Dataset items:
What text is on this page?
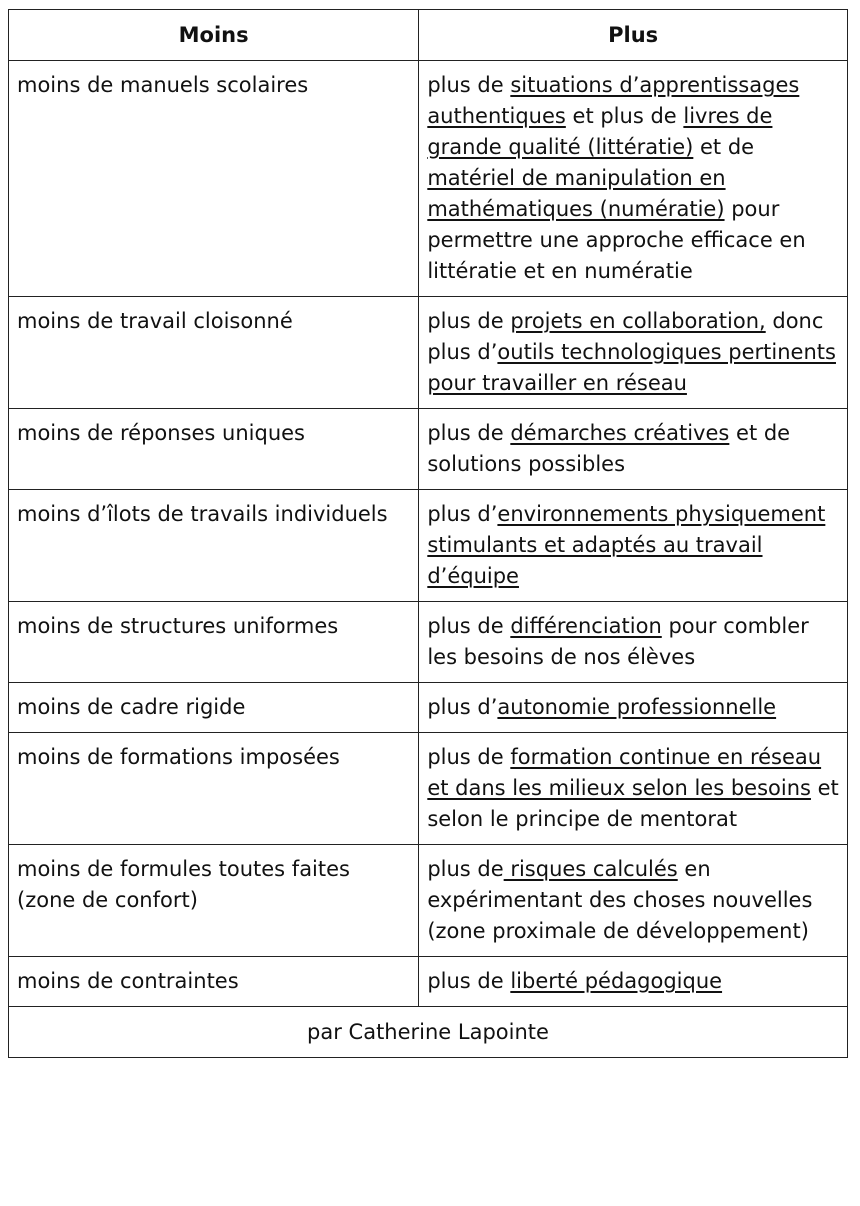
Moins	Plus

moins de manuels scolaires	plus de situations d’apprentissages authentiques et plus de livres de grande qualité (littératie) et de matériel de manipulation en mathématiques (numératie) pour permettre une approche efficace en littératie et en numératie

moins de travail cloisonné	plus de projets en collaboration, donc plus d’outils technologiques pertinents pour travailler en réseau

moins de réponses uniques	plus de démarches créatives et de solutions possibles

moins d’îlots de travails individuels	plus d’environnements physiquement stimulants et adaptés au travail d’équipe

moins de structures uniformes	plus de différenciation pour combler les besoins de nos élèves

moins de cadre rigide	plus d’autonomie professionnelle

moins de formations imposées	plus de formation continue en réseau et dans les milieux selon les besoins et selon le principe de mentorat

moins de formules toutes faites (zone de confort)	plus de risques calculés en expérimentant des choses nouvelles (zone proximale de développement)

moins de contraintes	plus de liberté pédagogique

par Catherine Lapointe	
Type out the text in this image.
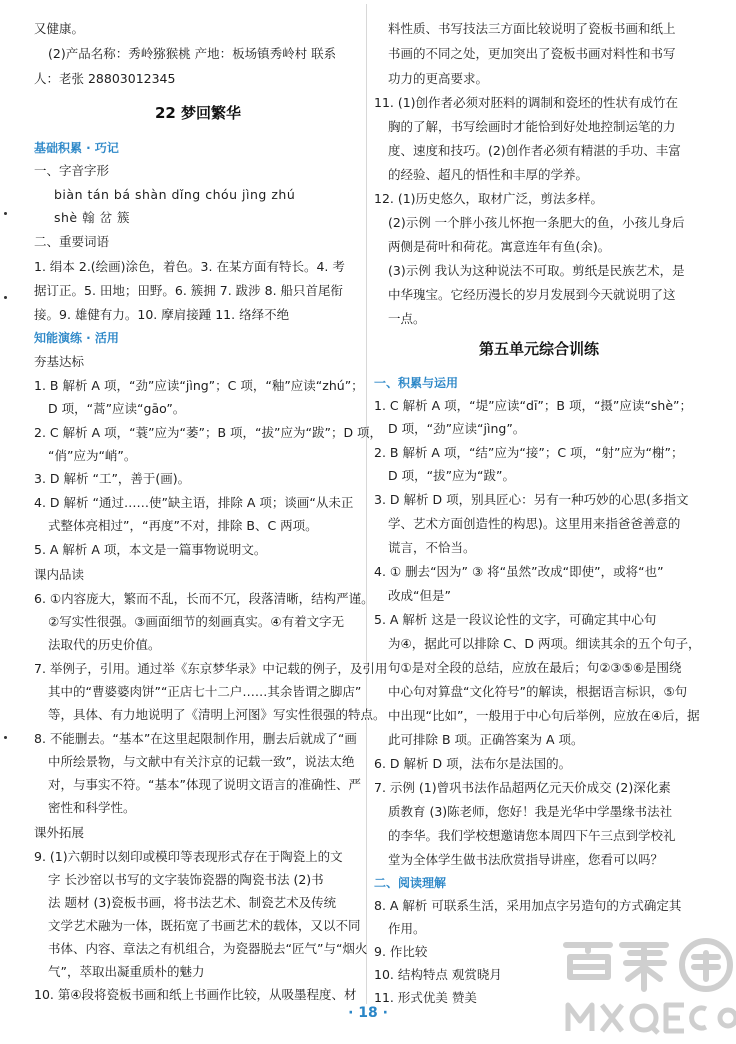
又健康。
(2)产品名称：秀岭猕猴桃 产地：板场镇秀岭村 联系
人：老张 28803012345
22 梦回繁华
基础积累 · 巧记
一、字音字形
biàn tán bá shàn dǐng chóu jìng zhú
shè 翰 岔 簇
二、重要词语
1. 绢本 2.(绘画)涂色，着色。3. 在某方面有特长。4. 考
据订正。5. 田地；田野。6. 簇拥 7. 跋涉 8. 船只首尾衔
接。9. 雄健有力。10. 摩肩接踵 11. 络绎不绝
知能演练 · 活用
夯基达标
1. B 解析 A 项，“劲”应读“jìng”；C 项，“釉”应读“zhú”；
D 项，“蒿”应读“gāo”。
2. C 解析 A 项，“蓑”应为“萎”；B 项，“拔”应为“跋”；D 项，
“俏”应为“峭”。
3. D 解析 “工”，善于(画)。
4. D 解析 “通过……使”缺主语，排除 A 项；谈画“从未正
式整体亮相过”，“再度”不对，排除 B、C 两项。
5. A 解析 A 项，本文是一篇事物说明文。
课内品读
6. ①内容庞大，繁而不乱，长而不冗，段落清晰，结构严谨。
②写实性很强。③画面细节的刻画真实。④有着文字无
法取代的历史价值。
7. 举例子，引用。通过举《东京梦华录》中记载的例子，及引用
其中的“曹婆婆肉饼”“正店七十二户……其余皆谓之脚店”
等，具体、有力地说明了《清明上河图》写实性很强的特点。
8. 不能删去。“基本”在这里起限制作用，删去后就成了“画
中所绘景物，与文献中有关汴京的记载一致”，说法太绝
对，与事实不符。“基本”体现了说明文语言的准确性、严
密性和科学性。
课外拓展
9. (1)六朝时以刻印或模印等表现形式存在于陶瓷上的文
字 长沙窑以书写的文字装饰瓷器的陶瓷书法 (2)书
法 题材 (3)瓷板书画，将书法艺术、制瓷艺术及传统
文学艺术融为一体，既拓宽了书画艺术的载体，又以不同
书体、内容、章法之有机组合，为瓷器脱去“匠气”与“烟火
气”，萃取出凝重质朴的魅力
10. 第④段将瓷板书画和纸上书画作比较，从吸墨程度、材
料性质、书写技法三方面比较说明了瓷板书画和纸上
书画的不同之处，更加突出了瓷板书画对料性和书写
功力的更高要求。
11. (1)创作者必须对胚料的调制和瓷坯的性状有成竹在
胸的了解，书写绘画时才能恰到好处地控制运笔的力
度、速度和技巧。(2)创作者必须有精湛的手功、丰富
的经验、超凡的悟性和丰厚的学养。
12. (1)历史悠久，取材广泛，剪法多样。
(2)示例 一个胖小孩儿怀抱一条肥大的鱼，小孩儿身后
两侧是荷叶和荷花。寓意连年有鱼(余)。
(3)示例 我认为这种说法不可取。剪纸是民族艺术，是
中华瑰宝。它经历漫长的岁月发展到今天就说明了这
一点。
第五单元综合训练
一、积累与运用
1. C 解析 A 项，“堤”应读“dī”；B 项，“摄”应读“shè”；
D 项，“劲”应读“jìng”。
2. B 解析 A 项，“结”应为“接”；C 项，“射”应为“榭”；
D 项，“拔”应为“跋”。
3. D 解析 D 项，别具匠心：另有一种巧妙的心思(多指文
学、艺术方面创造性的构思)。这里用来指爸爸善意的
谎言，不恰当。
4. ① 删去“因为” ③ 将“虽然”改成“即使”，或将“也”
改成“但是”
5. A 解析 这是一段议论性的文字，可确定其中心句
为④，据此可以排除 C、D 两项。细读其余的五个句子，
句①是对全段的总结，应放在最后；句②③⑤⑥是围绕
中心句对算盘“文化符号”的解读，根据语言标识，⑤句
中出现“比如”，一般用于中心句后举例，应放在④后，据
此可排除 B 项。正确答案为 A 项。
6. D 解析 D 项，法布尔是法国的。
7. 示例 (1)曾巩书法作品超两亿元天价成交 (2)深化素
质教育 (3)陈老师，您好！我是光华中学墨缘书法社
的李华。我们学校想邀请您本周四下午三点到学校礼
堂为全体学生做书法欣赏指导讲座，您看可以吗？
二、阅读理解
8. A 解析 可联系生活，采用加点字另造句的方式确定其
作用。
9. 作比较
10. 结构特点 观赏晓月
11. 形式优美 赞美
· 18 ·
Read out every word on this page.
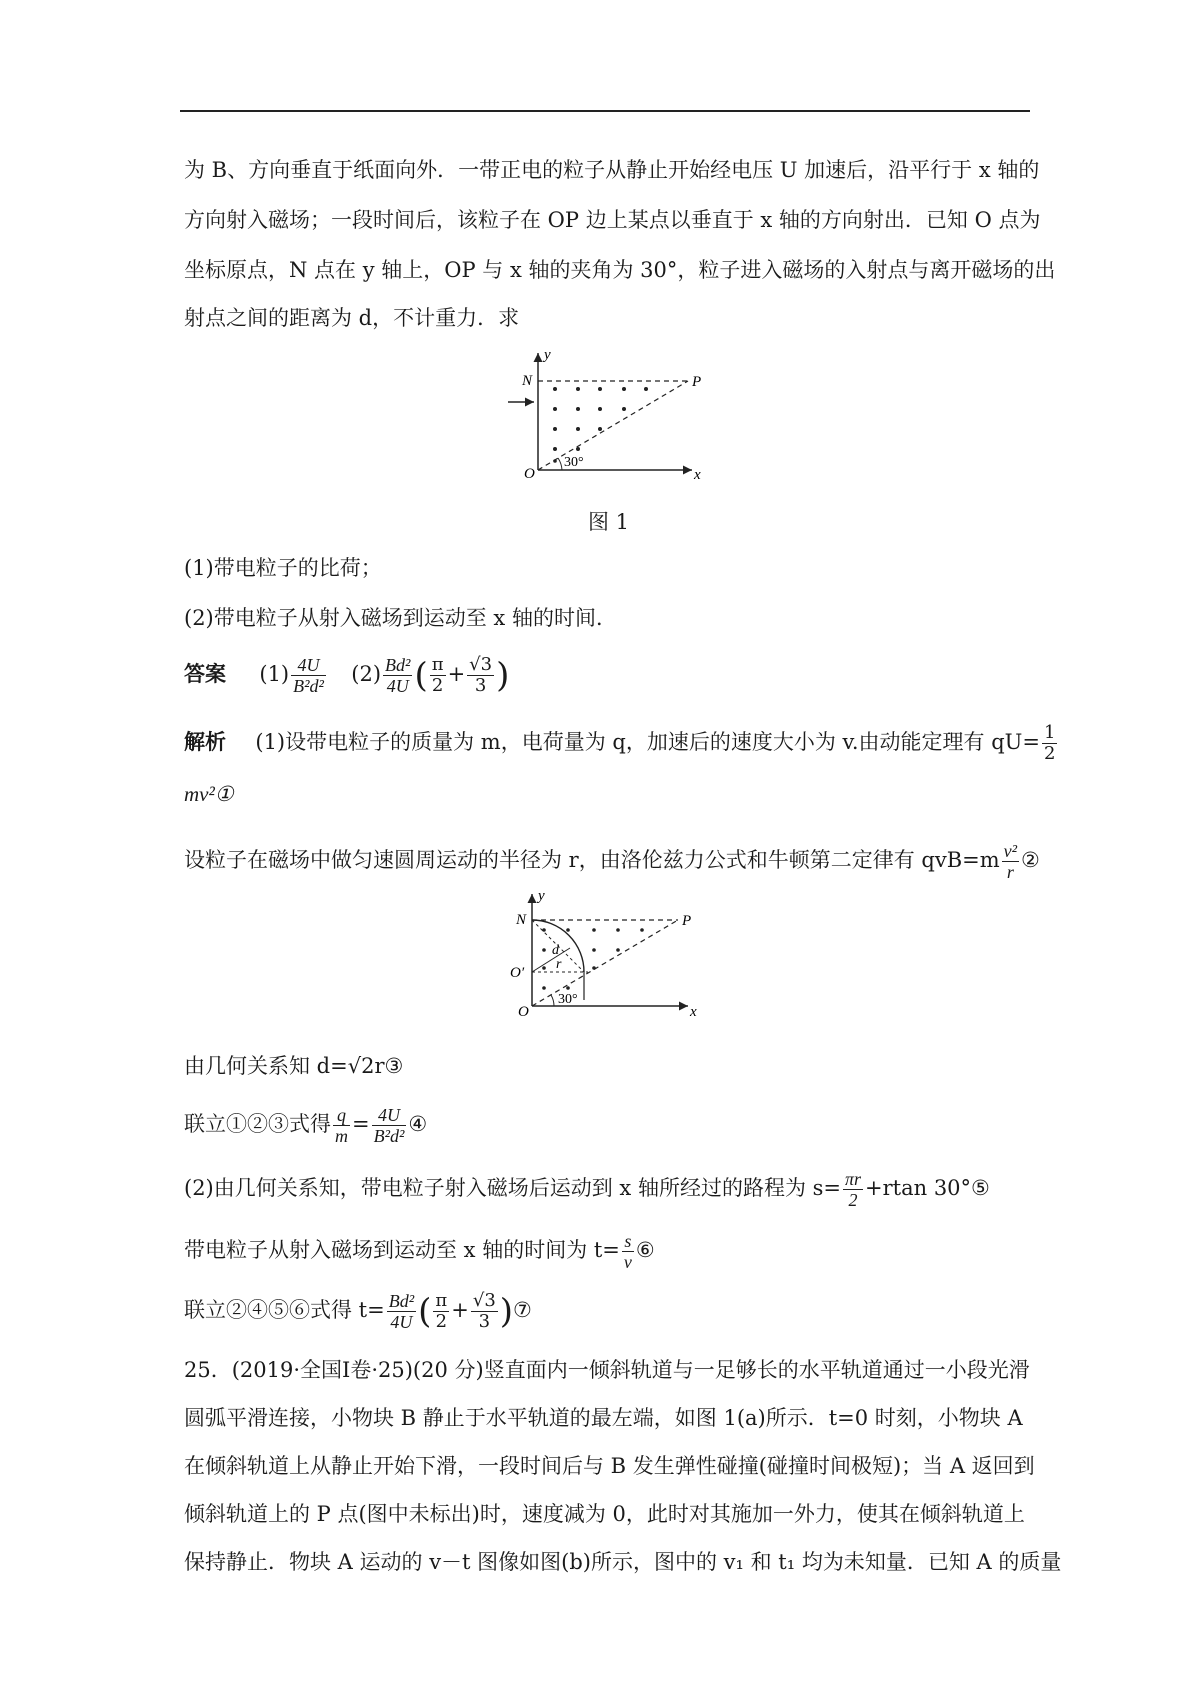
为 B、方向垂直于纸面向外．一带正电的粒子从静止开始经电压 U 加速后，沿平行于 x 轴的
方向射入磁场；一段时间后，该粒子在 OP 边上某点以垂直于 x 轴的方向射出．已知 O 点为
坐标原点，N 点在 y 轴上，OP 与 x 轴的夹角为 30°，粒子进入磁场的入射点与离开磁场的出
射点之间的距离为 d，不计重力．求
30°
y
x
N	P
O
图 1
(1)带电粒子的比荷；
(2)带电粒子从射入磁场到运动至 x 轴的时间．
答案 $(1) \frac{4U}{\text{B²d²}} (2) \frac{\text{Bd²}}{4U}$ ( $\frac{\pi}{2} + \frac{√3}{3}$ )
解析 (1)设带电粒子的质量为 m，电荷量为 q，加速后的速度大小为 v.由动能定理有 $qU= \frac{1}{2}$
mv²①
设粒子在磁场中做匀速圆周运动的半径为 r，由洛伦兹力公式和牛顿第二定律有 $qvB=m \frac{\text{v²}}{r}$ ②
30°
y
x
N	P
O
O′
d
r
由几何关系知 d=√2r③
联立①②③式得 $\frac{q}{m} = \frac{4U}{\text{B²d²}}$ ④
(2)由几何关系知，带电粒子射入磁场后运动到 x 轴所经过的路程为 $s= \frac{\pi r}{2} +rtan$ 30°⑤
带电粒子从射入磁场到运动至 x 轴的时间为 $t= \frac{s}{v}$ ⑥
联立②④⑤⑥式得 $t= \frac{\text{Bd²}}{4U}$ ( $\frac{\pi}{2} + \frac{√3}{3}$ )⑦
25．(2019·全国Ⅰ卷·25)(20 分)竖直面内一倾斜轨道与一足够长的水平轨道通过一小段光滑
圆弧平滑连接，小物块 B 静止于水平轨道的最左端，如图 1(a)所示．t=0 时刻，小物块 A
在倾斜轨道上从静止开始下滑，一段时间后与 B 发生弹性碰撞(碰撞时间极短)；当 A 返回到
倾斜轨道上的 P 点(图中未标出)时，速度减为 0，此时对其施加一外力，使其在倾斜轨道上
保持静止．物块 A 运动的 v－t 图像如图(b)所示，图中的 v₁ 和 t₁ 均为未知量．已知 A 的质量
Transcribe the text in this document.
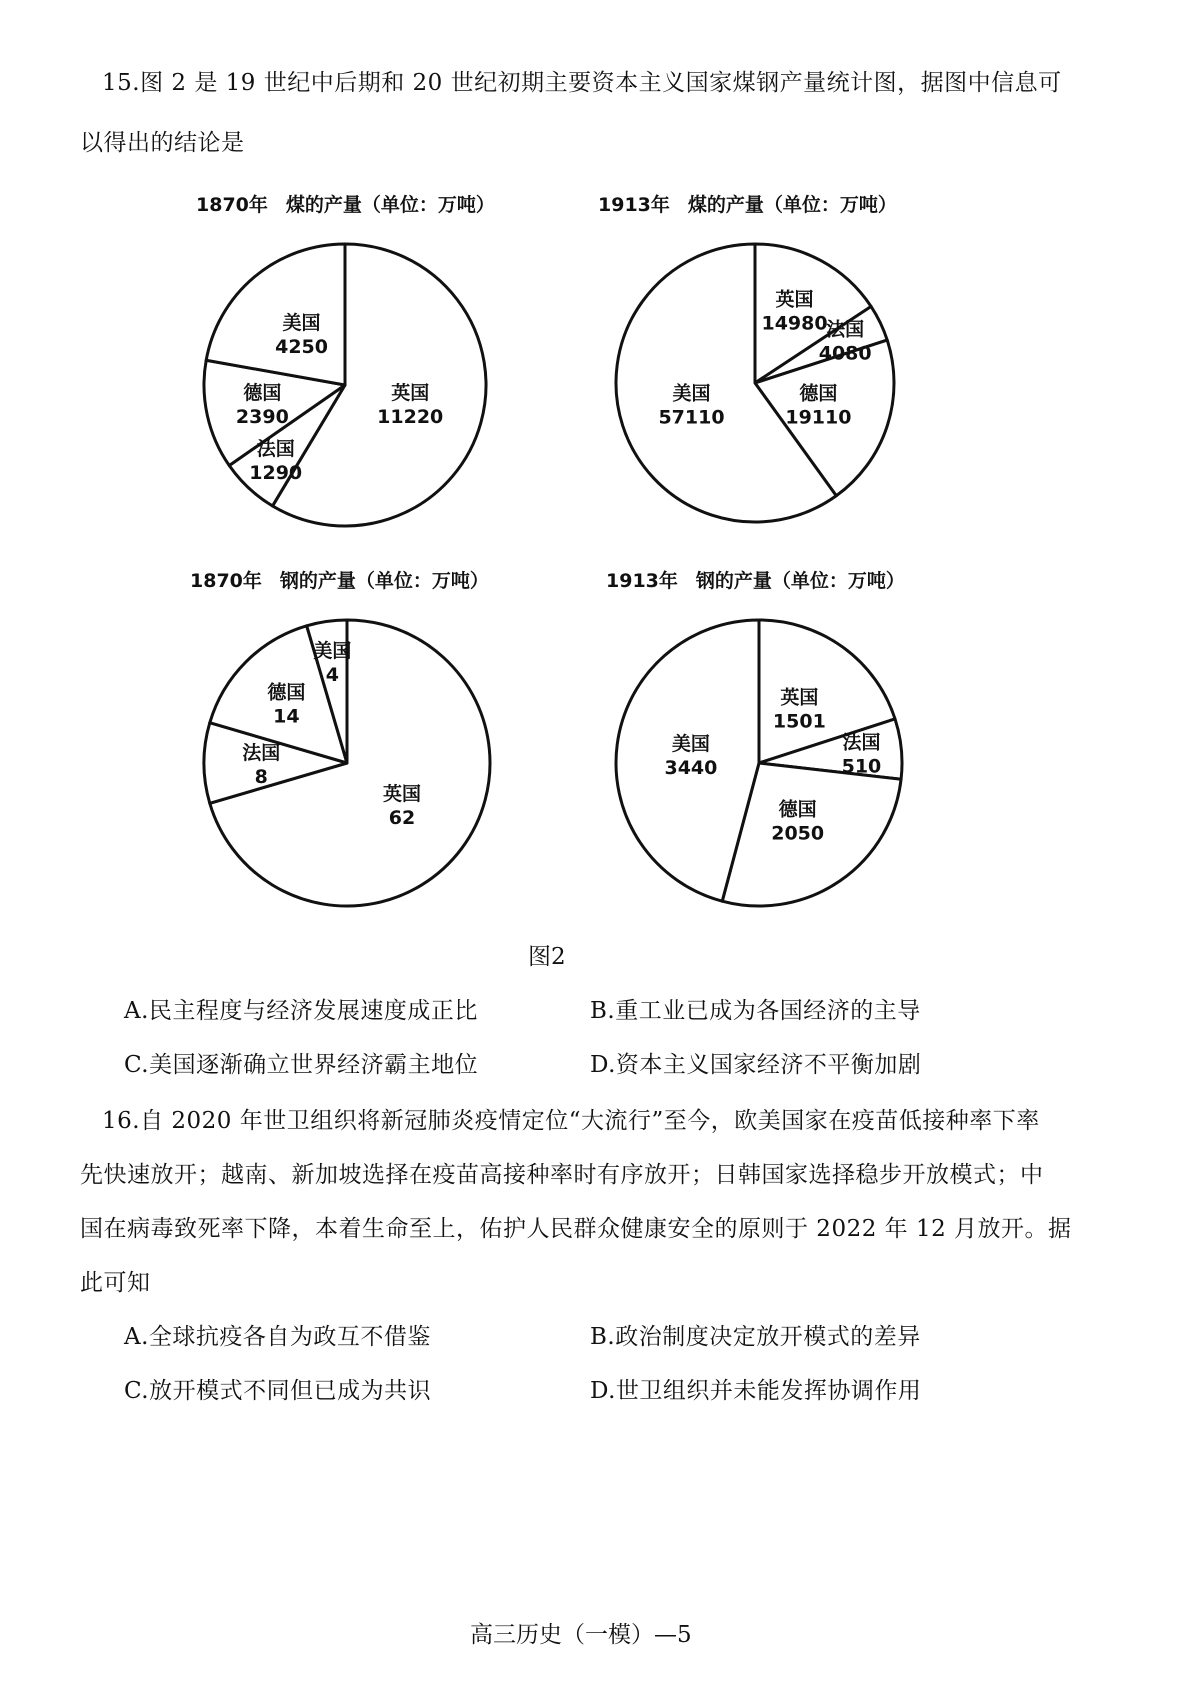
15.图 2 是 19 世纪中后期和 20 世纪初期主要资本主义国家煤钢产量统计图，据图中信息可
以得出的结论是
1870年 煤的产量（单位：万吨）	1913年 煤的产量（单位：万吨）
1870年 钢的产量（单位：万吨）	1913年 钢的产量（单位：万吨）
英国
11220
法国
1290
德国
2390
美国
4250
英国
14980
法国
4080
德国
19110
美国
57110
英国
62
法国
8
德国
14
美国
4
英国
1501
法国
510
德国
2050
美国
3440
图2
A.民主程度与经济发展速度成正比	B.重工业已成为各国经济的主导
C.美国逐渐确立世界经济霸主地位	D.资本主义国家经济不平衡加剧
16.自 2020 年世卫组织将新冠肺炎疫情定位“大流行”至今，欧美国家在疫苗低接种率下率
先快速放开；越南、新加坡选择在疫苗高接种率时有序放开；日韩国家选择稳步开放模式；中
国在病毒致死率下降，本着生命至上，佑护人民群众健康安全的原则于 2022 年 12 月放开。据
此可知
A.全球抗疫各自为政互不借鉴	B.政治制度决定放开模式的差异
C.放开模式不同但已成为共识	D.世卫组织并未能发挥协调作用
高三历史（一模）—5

• The task
Find every line in the records above that contains the word "B²d²", and copy each one.

• The answer
答案 $(1) \frac{4U}{\text{B²d²}} (2) \frac{\text{Bd²}}{4U}$ ( $\frac{\pi}{2} + \frac{√3}{3}$ )
联立①②③式得 $\frac{q}{m} = \frac{4U}{\text{B²d²}}$ ④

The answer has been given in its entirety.